** start Task data **

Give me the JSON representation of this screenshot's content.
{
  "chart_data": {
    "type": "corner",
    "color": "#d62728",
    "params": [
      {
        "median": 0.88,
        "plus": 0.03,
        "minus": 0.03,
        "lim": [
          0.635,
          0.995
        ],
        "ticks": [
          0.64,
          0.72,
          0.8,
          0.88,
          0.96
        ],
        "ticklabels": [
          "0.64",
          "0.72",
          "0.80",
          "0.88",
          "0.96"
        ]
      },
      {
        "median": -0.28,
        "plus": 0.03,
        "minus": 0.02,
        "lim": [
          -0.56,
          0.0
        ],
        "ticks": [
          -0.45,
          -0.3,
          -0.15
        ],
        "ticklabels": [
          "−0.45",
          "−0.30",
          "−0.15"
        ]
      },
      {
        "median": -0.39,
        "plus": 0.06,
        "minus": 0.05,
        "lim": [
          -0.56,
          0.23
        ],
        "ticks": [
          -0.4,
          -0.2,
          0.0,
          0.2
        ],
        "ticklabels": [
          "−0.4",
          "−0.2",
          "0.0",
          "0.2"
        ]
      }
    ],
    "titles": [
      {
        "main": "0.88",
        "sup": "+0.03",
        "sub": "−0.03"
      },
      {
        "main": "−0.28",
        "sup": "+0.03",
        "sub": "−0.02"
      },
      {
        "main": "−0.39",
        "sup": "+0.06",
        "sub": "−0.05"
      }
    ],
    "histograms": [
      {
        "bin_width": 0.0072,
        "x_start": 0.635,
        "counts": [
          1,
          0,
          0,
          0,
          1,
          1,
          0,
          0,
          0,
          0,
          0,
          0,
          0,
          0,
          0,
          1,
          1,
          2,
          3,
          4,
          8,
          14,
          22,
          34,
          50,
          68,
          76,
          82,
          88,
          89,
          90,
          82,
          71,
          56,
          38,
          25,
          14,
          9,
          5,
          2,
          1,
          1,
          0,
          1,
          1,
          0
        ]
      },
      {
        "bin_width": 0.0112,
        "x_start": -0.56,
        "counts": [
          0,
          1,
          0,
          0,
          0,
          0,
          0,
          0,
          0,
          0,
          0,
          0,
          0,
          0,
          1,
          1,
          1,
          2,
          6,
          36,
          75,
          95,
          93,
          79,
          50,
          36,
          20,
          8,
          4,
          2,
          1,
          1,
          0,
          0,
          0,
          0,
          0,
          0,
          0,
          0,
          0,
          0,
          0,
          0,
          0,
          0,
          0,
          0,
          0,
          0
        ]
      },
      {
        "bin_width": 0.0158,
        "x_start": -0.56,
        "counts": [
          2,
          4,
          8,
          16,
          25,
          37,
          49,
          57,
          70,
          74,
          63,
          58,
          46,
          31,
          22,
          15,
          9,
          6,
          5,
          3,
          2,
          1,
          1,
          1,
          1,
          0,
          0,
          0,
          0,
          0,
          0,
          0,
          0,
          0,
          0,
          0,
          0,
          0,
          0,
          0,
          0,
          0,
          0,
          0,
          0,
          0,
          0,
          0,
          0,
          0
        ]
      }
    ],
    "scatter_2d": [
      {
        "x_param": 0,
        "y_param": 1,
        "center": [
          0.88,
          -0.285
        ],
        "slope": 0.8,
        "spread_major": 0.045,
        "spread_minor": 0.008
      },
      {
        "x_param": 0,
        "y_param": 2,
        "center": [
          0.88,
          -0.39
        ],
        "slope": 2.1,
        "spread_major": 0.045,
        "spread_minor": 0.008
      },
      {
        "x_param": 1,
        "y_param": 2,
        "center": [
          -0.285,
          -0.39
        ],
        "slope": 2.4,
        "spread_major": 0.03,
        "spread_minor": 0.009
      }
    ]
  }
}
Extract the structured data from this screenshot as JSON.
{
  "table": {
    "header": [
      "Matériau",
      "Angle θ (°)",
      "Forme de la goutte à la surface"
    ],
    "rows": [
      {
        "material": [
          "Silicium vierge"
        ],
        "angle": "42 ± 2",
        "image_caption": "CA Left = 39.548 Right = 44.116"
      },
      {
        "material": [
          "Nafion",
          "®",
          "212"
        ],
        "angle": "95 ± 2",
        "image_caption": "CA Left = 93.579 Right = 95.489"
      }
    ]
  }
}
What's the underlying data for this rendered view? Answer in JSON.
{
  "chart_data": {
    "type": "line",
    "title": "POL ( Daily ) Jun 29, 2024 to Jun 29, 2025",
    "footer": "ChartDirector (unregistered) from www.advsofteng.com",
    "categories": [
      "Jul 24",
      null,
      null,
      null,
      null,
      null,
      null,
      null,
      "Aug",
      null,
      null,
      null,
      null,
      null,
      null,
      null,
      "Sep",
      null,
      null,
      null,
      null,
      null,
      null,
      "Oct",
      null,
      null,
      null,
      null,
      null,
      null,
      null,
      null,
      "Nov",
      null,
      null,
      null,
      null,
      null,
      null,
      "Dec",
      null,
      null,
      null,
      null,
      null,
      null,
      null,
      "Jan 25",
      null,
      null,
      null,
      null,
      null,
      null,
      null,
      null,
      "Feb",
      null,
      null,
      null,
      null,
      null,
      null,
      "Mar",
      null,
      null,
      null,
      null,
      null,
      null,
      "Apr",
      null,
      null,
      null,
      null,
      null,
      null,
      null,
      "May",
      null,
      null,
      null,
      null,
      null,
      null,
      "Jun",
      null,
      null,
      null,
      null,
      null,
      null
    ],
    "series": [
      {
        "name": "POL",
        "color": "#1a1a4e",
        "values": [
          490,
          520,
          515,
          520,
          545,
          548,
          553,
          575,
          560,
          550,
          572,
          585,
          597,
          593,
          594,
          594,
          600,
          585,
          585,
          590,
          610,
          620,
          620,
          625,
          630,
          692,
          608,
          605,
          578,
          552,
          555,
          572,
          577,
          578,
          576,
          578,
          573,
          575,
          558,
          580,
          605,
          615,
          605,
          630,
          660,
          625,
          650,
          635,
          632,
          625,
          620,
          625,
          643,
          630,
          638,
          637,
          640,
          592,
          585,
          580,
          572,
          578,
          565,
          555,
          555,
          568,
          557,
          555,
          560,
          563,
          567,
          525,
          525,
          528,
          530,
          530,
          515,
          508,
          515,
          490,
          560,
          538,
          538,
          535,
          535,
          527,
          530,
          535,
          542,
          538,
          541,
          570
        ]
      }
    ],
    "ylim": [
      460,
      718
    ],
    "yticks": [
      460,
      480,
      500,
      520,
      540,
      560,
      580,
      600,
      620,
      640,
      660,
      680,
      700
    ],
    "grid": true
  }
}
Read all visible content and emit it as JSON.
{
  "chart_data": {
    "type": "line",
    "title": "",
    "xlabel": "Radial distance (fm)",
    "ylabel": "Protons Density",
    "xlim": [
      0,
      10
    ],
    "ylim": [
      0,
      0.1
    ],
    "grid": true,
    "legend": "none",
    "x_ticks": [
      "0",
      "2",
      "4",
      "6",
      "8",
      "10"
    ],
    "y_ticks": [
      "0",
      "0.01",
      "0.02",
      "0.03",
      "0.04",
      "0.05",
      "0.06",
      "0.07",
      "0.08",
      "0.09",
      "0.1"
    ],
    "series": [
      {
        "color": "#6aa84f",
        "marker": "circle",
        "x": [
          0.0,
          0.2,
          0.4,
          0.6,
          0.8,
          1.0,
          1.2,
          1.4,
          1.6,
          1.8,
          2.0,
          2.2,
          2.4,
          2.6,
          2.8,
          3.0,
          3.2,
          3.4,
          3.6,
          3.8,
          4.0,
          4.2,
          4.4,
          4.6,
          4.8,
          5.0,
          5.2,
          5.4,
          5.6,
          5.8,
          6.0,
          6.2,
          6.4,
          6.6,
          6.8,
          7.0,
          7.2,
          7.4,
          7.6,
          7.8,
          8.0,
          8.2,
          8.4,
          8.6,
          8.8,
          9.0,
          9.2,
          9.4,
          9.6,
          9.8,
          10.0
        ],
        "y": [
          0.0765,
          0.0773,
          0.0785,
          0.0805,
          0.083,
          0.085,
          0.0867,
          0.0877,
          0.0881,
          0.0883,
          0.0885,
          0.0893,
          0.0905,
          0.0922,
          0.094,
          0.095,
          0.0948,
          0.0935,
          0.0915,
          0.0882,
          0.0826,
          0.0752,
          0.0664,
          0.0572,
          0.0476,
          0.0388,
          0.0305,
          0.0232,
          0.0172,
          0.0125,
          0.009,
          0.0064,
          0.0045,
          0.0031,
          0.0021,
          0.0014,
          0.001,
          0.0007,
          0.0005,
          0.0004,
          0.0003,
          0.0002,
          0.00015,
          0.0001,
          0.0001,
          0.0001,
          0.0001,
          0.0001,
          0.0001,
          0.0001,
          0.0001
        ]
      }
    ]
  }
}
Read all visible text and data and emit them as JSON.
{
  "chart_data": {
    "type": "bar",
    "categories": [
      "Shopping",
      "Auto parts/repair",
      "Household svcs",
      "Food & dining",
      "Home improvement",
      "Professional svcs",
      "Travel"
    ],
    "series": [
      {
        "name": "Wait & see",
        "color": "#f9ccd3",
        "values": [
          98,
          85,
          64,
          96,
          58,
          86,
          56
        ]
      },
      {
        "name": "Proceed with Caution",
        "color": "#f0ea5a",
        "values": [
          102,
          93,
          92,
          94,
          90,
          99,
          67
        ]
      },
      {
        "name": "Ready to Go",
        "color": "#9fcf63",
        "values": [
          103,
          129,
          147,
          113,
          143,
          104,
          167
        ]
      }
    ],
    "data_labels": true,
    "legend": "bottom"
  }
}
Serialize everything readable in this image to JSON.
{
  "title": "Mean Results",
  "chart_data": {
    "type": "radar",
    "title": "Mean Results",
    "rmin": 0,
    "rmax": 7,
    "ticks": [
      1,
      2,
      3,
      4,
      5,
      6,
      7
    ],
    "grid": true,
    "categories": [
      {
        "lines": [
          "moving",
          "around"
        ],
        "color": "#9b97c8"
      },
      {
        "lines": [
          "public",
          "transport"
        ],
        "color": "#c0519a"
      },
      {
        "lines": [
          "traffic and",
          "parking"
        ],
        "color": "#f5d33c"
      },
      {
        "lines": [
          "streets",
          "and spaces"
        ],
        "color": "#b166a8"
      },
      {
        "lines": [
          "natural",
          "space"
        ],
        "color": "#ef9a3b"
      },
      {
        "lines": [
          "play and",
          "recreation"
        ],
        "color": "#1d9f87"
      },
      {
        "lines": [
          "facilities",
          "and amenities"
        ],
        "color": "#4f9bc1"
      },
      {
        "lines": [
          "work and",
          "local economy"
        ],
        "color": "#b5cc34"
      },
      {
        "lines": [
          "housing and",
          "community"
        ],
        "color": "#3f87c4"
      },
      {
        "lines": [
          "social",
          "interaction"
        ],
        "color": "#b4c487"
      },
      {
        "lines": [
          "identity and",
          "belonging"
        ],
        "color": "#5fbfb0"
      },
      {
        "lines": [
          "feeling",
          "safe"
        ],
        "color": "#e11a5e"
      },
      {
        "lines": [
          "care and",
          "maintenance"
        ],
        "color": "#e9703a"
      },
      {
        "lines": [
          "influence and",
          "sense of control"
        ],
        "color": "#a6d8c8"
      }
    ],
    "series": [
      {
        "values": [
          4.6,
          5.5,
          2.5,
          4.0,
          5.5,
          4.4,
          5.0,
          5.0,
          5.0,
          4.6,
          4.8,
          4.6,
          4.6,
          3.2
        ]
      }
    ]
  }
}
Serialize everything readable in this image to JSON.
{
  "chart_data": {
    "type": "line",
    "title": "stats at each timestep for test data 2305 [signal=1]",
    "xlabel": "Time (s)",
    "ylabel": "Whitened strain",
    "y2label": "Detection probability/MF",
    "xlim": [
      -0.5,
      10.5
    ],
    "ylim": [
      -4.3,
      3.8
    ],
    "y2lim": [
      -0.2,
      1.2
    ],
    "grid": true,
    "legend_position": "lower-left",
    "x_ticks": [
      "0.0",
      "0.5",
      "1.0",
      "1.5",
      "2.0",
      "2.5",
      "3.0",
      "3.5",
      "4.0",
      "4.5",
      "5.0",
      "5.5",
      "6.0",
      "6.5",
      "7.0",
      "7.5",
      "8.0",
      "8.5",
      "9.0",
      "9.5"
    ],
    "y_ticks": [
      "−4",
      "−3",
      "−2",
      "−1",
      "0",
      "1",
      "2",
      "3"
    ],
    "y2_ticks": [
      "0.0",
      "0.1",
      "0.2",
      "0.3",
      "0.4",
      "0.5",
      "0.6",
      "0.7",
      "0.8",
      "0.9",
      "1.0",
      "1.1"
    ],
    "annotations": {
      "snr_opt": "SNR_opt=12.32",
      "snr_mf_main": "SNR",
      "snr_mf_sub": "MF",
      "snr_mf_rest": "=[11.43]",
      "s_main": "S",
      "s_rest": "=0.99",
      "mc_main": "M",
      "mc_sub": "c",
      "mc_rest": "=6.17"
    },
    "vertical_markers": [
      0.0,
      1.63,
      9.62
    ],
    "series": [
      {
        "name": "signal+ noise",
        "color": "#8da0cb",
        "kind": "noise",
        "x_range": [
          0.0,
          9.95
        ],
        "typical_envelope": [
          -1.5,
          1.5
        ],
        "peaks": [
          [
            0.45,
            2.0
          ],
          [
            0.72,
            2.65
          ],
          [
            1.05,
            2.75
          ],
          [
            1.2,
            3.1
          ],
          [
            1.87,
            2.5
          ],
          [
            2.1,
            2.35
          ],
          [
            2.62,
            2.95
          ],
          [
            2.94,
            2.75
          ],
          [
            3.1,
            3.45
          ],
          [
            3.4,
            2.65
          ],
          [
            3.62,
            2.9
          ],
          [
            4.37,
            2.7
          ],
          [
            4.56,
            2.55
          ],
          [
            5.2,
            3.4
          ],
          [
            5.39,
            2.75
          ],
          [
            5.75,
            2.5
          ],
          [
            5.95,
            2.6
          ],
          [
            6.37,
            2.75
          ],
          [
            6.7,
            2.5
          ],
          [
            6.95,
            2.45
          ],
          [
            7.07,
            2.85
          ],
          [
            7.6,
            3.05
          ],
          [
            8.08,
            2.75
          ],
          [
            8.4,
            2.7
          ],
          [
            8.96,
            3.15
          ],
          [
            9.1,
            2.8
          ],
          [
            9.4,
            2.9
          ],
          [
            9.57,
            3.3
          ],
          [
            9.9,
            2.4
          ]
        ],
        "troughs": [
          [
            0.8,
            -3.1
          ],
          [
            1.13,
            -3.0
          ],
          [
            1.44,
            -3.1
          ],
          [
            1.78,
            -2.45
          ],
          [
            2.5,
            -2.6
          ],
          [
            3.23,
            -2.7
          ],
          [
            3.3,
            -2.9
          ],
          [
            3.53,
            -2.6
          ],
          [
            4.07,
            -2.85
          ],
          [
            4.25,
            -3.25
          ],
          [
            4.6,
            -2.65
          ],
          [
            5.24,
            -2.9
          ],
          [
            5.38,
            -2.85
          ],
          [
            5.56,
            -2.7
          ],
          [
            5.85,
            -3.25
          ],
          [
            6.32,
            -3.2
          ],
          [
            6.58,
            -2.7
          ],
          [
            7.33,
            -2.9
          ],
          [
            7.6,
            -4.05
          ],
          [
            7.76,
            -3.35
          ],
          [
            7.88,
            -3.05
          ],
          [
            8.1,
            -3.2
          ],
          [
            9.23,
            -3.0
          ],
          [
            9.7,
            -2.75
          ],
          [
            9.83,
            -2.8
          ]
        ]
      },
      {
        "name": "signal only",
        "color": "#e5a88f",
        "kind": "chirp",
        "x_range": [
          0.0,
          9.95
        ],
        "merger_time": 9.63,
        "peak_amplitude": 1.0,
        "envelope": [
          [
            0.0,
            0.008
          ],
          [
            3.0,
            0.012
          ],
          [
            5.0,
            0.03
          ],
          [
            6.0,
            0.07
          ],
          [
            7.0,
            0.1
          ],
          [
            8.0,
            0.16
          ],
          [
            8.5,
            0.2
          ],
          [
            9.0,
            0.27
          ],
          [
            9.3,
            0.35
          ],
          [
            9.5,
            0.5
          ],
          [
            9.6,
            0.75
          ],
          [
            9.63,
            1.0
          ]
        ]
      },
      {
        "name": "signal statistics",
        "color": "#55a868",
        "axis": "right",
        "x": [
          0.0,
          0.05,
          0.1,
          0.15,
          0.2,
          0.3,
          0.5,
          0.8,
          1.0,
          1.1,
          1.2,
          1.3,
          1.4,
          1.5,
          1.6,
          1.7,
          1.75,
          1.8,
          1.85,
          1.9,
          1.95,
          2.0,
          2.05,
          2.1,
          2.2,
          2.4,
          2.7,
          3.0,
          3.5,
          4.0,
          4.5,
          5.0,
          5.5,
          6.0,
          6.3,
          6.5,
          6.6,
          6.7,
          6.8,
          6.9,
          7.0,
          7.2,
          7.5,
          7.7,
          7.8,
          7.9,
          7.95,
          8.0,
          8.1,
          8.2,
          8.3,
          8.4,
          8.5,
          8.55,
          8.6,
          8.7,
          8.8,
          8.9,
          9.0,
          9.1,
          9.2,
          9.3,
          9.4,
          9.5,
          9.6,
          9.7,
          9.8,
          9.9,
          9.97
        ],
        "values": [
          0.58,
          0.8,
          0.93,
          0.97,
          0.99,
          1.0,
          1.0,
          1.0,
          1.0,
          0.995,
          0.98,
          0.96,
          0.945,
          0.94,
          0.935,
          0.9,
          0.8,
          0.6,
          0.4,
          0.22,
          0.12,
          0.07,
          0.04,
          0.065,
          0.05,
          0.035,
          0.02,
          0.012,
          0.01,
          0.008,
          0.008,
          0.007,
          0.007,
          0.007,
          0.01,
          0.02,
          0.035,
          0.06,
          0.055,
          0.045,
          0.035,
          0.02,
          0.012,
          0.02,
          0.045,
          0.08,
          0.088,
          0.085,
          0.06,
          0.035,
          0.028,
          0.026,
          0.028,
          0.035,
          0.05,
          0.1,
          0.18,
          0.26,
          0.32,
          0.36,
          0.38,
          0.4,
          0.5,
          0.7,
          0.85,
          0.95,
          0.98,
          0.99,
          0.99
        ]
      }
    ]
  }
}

** end Task data **

▶ [What to do]:
Working from the listing above, pick out every line that has "visible" and copy it.

▶ [Task output]:
Read all visible content and emit it as JSON.
Read all visible text and data and emit them as JSON.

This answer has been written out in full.